## start

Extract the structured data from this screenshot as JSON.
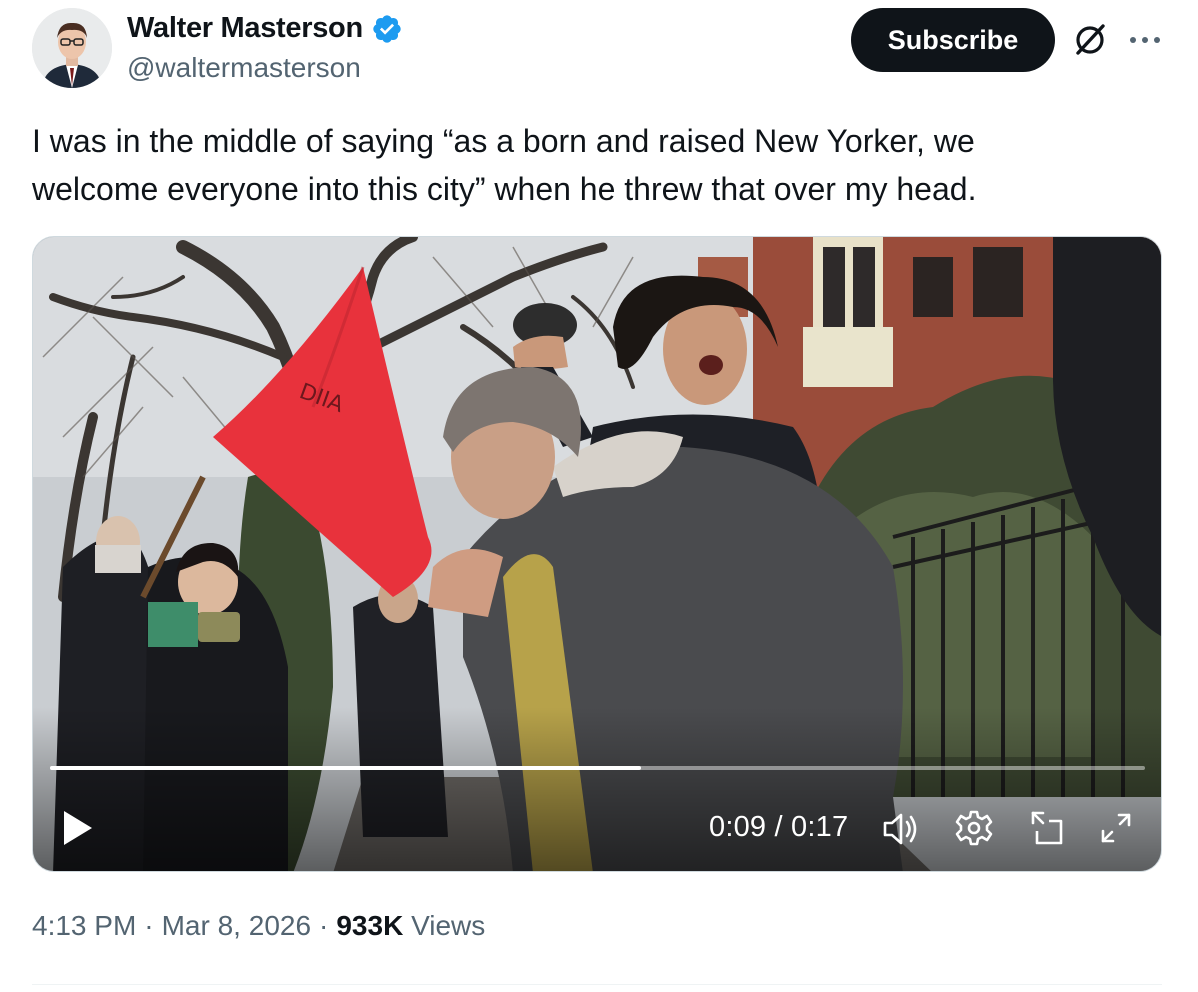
{
  "author": {
    "display_name": "Walter Masterson",
    "handle": "@waltermasterson",
    "verified": true
  },
  "actions": {
    "subscribe_label": "Subscribe",
    "grok_icon": "grok-icon",
    "more_icon": "more-icon"
  },
  "tweet": {
    "text_line1": "I was in the middle of saying “as a born and raised New Yorker, we",
    "text_line2": "welcome everyone into this city” when he threw that over my head."
  },
  "video": {
    "current_time": "0:09",
    "separator": " / ",
    "duration": "0:17",
    "progress_fraction": 0.54,
    "controls": [
      "play-icon",
      "volume-icon",
      "gear-icon",
      "picture-in-picture-icon",
      "expand-icon"
    ]
  },
  "meta": {
    "time": "4:13 PM",
    "dot1": "·",
    "date": "Mar 8, 2026",
    "dot2": "·",
    "views_count": "933K",
    "views_label": "Views"
  },
  "colors": {
    "verified_blue": "#1d9bf0",
    "text_primary": "#0f1419",
    "text_secondary": "#536471",
    "flag_red": "#e8323c"
  }
}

## end

_Goal_:
Quote all the records verbatim, dropping any pictures from your copy.

_Answer in full_:
Extract the structured data from this screenshot as JSON.
{
  "author": {
    "display_name": "Walter Masterson",
    "handle": "@waltermasterson",
    "verified": true
  },
  "actions": {
    "subscribe_label": "Subscribe",
    "grok_icon": "grok-icon",
    "more_icon": "more-icon"
  },
  "tweet": {
    "text_line1": "I was in the middle of saying “as a born and raised New Yorker, we",
    "text_line2": "welcome everyone into this city” when he threw that over my head."
  },
  "video": {
    "current_time": "0:09",
    "separator": " / ",
    "duration": "0:17",
    "progress_fraction": 0.54,
    "controls": [
      "play-icon",
      "volume-icon",
      "gear-icon",
      "picture-in-picture-icon",
      "expand-icon"
    ]
  },
  "meta": {
    "time": "4:13 PM",
    "dot1": "·",
    "date": "Mar 8, 2026",
    "dot2": "·",
    "views_count": "933K",
    "views_label": "Views"
  },
  "colors": {
    "verified_blue": "#1d9bf0",
    "text_primary": "#0f1419",
    "text_secondary": "#536471",
    "flag_red": "#e8323c"
  }
}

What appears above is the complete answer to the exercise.